- **PROBLEM STATEMENT**
Write the data from its first line through the line containing "x-axis: 2000-01 2000-02" as a JSON list of strings, one string per line, skipping blank lines.

- **DATA LINES**
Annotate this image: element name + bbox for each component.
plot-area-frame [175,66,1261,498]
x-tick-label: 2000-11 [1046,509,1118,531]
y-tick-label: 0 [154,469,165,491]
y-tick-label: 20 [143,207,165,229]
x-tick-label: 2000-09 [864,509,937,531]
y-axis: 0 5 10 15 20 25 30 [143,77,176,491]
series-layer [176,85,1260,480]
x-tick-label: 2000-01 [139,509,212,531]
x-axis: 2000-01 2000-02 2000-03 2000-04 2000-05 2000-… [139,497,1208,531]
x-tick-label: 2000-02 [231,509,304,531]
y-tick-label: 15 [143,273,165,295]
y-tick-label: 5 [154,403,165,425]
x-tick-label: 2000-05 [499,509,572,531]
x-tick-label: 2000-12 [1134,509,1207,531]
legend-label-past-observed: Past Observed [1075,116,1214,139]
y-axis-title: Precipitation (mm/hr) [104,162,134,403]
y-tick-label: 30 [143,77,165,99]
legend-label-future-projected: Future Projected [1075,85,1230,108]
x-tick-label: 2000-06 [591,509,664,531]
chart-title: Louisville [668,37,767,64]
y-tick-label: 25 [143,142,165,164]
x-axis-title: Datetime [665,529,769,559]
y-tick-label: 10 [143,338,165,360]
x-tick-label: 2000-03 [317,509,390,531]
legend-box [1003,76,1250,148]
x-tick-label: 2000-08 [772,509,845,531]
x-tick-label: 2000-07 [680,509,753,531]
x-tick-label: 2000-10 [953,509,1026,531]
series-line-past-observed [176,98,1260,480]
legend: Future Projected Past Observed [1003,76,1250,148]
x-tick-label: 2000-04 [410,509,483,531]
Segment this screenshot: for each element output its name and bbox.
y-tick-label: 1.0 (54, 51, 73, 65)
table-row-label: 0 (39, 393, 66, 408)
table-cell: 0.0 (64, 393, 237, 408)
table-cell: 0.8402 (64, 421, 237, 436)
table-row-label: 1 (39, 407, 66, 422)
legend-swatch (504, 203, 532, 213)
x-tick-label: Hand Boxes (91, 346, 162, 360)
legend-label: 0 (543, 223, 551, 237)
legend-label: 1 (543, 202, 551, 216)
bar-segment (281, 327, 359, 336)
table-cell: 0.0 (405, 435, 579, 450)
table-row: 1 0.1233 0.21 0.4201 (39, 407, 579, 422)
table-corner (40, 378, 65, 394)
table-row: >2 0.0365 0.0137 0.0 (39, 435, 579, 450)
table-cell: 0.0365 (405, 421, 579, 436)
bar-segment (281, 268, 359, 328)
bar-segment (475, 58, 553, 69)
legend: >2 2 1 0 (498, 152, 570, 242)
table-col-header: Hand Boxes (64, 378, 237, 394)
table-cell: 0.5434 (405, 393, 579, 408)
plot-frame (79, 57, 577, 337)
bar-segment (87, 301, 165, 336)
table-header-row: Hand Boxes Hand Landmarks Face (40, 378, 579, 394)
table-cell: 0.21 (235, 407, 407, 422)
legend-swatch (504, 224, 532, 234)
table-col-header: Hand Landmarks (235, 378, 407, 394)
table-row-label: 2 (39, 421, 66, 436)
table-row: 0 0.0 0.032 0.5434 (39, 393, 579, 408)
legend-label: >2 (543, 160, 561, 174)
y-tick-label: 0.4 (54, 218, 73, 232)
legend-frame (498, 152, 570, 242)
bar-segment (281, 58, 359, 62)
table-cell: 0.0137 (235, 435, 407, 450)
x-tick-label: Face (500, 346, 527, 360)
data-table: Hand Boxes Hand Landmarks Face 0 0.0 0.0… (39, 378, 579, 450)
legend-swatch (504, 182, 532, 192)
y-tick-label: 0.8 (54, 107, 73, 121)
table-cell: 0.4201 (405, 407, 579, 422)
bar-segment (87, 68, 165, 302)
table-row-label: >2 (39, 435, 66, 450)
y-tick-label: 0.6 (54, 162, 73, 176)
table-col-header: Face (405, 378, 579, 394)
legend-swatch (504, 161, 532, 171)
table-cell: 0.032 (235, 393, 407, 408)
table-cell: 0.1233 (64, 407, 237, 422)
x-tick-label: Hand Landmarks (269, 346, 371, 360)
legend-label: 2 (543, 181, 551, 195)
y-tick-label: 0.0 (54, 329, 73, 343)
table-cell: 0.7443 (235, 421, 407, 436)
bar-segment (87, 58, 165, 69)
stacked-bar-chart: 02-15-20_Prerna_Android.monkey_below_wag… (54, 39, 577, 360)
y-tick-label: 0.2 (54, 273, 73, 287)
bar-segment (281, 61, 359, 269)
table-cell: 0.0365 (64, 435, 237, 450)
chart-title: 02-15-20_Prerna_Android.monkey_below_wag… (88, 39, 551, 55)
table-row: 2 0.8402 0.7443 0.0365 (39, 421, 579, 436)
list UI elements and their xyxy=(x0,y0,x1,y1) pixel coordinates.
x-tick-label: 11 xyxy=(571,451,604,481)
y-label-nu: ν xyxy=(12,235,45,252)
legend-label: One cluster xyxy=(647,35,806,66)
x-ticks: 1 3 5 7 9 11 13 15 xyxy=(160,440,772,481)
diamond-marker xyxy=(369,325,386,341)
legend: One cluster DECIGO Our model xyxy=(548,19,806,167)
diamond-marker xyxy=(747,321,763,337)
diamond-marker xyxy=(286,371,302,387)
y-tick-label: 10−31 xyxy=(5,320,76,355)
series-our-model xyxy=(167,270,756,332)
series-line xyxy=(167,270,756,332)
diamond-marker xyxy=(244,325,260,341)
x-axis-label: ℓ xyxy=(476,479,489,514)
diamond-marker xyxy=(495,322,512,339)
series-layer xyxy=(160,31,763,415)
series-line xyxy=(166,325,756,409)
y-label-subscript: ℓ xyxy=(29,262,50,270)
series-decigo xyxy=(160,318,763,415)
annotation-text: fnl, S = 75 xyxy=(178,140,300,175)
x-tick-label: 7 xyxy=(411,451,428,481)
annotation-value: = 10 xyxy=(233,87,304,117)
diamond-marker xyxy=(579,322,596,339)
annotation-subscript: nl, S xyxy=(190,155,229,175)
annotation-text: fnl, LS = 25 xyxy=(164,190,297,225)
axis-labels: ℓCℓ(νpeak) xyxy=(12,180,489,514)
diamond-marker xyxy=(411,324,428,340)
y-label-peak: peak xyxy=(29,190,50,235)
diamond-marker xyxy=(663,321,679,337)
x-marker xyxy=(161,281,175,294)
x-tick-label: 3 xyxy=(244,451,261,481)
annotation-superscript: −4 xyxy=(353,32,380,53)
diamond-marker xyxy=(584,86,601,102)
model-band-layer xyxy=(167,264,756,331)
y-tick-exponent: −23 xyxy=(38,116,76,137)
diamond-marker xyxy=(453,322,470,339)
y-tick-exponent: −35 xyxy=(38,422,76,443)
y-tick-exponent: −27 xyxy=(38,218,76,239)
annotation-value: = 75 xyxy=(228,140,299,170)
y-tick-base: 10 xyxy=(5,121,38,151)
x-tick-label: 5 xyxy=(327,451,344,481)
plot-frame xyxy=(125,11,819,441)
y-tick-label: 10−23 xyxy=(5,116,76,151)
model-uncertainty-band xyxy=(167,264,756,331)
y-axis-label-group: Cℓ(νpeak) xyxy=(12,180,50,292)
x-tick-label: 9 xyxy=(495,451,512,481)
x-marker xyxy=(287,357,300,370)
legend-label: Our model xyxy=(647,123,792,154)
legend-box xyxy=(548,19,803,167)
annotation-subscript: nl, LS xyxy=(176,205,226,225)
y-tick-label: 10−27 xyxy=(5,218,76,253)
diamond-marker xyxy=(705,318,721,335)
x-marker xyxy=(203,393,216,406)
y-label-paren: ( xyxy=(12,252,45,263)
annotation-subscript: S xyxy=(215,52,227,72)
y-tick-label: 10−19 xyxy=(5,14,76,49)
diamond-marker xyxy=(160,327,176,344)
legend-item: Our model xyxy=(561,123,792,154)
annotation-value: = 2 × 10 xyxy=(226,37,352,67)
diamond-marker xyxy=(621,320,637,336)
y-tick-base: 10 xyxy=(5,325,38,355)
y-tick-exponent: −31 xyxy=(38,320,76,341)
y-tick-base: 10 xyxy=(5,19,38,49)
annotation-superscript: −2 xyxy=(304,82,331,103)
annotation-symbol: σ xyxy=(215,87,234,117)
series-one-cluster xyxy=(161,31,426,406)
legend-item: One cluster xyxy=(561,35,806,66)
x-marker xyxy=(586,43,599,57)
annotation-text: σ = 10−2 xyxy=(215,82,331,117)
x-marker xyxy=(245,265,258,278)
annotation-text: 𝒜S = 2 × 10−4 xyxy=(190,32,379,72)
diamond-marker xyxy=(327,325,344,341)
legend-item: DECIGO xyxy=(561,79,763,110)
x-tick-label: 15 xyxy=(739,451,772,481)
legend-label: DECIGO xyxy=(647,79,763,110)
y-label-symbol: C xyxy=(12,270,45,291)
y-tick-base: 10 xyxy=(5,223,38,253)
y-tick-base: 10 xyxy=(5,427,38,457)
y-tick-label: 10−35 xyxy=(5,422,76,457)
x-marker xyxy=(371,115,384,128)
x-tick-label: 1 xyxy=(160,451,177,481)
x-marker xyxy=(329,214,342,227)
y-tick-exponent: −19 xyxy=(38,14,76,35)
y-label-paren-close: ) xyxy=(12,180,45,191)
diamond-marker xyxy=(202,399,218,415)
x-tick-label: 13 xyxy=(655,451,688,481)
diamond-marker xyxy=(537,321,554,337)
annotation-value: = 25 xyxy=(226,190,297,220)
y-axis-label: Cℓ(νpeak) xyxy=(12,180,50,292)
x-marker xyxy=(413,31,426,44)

- **SOLUTION TO THIS EXERCISE**
[
  "Annotate this image: element name + bbox for each component.",
  "plot-area-frame [175,66,1261,498]",
  "x-tick-label: 2000-11 [1046,509,1118,531]",
  "y-tick-label: 0 [154,469,165,491]",
  "y-tick-label: 20 [143,207,165,229]",
  "x-tick-label: 2000-09 [864,509,937,531]",
  "y-axis: 0 5 10 15 20 25 30 [143,77,176,491]",
  "series-layer [176,85,1260,480]",
  "x-tick-label: 2000-01 [139,509,212,531]",
  "x-axis: 2000-01 2000-02 2000-03 2000-04 2000-05 2000-… [139,497,1208,531]"
]